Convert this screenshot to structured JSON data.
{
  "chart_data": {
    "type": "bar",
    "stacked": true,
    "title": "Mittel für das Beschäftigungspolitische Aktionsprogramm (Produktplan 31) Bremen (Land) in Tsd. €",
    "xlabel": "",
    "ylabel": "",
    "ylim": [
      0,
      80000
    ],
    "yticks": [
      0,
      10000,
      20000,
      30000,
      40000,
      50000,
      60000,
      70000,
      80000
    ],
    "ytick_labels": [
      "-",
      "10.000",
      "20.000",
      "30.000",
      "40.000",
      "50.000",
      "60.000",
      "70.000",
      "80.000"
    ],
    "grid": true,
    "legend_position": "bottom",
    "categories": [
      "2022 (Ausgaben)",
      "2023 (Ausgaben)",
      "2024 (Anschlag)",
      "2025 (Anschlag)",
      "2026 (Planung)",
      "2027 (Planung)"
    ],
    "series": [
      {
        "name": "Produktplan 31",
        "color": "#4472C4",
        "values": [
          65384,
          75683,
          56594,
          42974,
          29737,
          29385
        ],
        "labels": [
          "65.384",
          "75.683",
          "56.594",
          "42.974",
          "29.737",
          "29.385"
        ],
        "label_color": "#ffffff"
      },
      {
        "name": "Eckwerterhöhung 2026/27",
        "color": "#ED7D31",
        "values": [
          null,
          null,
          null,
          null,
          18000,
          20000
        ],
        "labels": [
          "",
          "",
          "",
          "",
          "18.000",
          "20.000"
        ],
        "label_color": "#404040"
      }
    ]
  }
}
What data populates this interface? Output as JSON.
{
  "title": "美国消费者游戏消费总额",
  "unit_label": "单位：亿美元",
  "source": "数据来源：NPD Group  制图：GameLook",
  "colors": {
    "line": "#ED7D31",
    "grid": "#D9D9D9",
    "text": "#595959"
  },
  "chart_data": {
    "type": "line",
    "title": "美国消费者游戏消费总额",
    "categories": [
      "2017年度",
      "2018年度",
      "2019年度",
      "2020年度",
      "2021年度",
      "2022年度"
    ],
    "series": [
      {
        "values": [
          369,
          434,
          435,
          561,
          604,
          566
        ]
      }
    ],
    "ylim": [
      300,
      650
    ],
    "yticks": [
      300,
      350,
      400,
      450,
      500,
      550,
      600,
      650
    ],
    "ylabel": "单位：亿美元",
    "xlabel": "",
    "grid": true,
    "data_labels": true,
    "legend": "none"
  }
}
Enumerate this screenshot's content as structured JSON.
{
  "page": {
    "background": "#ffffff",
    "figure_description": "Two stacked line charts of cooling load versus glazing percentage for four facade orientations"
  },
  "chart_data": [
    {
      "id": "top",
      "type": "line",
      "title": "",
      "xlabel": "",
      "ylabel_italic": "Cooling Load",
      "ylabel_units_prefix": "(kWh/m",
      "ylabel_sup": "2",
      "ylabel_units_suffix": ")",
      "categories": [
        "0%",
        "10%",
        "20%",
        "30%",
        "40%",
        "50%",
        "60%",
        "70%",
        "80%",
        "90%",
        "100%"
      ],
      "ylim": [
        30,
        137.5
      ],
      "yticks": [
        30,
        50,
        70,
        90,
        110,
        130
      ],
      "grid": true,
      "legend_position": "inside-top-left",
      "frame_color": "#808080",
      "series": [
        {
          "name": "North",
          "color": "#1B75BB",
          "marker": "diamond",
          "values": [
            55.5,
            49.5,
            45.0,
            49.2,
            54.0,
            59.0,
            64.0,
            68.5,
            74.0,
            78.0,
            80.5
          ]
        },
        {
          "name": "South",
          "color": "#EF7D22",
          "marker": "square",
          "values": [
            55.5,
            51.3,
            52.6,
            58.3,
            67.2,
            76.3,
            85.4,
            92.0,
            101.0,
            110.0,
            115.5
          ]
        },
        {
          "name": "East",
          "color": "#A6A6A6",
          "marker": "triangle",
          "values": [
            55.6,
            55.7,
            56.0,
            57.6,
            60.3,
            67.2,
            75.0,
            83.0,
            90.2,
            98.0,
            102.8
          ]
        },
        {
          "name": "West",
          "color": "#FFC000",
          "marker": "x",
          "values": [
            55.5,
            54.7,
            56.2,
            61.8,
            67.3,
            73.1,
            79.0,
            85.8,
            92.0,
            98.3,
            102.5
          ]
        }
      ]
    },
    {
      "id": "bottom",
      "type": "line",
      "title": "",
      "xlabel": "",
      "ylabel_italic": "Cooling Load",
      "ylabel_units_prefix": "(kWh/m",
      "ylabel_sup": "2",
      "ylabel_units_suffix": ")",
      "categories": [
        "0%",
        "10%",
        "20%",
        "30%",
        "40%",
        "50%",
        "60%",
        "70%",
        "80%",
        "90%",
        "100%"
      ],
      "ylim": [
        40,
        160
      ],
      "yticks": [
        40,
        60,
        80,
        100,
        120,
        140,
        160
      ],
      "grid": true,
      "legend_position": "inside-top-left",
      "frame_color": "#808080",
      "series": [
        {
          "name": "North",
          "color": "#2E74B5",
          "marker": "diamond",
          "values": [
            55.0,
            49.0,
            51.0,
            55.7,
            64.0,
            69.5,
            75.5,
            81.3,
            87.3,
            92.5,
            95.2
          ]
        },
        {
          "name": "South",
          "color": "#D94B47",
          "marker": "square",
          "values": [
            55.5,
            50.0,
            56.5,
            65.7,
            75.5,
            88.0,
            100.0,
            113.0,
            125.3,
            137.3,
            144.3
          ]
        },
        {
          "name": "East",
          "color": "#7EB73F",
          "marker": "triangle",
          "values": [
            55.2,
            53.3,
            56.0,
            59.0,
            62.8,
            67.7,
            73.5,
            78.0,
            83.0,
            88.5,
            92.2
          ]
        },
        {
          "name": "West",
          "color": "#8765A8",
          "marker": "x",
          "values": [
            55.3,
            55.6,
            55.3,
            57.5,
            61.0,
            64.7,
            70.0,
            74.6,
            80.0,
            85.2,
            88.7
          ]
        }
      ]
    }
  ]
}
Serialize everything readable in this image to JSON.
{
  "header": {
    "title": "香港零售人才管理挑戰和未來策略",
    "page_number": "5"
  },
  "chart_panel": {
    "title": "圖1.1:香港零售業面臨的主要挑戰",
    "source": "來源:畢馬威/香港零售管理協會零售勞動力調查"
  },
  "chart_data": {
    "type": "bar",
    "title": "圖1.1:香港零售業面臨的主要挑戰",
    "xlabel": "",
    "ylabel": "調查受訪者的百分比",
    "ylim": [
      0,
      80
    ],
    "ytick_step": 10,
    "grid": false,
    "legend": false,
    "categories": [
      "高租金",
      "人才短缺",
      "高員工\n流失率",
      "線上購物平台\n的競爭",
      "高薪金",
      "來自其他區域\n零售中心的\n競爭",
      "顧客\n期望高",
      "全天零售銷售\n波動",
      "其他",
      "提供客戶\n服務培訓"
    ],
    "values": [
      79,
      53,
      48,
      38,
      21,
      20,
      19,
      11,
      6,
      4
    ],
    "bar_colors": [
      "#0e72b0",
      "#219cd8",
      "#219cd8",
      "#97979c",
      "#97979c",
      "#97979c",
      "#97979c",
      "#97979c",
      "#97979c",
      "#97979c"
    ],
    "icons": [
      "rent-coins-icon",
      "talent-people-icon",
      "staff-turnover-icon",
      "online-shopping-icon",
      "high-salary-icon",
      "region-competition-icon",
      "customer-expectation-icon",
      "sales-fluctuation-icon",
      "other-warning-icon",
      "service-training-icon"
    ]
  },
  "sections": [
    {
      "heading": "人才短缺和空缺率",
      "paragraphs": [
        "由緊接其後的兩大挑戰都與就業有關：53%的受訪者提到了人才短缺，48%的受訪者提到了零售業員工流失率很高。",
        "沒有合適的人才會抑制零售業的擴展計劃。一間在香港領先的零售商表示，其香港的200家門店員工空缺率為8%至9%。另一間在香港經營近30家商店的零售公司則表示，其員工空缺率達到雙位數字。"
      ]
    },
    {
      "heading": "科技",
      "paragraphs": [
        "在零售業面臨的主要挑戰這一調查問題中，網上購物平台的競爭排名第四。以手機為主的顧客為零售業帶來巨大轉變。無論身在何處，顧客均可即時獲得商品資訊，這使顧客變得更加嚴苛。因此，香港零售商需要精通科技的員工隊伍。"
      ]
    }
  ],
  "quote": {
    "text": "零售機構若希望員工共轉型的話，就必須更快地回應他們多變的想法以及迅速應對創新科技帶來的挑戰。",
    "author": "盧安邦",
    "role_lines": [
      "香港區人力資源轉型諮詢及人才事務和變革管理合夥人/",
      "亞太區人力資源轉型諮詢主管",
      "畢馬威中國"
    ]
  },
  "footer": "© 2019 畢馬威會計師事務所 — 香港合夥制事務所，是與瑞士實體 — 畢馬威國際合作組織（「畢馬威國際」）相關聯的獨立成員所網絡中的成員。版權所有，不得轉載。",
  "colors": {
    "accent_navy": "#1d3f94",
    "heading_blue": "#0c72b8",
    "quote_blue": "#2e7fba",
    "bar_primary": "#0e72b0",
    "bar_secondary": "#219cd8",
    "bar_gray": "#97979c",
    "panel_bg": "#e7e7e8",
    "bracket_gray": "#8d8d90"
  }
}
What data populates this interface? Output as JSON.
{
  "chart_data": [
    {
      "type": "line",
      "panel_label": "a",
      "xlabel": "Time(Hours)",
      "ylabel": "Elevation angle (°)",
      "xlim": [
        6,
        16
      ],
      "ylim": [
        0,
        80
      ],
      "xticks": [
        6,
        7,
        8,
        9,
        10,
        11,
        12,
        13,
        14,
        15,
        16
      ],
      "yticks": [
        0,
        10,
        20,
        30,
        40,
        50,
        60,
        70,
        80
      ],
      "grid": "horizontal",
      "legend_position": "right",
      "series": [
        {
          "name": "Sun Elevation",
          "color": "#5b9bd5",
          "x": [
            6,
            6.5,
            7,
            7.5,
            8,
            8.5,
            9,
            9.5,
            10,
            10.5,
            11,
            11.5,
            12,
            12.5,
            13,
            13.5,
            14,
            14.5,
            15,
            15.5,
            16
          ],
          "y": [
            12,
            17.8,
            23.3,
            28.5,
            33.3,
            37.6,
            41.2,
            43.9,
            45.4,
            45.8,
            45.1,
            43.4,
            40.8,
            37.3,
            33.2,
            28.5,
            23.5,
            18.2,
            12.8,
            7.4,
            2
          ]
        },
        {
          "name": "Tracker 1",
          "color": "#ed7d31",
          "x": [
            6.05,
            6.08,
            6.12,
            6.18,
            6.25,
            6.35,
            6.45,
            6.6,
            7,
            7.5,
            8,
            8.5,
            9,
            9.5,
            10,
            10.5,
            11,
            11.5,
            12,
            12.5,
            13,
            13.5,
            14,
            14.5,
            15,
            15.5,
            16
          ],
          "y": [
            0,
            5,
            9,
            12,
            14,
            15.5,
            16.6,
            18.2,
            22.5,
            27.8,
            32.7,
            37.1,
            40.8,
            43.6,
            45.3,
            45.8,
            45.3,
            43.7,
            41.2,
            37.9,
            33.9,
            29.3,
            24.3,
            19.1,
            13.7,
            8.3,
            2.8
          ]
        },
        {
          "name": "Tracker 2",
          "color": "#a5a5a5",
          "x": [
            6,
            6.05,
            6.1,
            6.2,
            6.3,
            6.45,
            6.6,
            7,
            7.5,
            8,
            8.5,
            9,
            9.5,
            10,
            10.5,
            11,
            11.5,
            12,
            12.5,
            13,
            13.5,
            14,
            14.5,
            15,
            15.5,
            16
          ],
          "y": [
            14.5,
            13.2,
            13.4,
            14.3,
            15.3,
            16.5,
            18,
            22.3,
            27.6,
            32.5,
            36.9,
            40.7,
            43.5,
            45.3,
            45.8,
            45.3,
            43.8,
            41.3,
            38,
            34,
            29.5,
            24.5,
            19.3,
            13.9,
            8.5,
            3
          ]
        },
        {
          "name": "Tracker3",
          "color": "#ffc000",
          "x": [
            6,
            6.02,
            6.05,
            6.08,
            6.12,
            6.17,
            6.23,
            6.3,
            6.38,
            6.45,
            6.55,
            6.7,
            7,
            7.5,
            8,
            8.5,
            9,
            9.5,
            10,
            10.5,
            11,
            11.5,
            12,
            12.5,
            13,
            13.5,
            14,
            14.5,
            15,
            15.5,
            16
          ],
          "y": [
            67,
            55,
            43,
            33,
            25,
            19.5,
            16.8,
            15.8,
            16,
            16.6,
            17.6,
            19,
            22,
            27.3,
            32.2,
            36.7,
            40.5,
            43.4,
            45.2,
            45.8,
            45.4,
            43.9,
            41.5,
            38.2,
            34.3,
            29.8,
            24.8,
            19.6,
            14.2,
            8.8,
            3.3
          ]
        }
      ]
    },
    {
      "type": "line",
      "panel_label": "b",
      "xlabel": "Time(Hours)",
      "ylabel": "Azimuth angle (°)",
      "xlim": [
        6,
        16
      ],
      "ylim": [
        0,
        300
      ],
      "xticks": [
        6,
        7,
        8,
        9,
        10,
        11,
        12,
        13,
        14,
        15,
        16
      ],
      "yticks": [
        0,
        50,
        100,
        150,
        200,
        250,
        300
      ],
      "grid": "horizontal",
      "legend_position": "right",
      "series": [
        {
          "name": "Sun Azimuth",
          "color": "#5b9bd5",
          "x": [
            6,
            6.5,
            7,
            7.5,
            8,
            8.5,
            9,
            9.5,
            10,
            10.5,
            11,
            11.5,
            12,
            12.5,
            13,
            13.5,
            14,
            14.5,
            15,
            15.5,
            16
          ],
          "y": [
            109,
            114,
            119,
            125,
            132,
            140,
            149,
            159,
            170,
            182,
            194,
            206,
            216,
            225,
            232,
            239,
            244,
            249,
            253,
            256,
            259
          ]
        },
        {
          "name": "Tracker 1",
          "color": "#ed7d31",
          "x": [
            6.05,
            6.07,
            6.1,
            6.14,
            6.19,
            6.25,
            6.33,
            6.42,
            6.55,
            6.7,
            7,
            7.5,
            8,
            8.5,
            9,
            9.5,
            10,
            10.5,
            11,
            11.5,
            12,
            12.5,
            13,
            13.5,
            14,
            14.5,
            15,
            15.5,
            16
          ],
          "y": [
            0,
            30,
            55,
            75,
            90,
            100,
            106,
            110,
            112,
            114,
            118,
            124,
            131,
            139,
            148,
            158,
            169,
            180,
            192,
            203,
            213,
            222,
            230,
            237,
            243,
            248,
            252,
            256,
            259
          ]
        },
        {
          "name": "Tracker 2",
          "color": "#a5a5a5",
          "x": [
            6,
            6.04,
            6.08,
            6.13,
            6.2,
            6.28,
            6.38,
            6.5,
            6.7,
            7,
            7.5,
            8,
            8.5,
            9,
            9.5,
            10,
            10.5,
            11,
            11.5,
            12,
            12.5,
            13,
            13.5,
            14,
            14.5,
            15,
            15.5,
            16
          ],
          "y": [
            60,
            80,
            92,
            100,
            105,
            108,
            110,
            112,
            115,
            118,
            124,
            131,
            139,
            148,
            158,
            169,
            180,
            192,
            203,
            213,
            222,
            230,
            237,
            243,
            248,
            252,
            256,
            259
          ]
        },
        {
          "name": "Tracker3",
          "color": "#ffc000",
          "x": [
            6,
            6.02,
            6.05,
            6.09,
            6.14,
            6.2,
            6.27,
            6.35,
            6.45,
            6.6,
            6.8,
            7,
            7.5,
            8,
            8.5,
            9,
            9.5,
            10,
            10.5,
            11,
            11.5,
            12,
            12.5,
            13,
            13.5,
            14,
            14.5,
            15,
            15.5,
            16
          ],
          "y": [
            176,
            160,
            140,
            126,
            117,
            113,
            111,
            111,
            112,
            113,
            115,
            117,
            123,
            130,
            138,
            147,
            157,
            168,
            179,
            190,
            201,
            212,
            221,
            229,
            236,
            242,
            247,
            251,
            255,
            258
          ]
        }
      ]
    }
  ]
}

§ **Set task**
Working from the listing above, pick out every line that has "Produktplan" and copy it.

§ **Output**
    "title": "Mittel für das Beschäftigungspolitische Aktionsprogramm (Produktplan 31) Bremen (Land) in Tsd. €",
        "name": "Produktplan 31",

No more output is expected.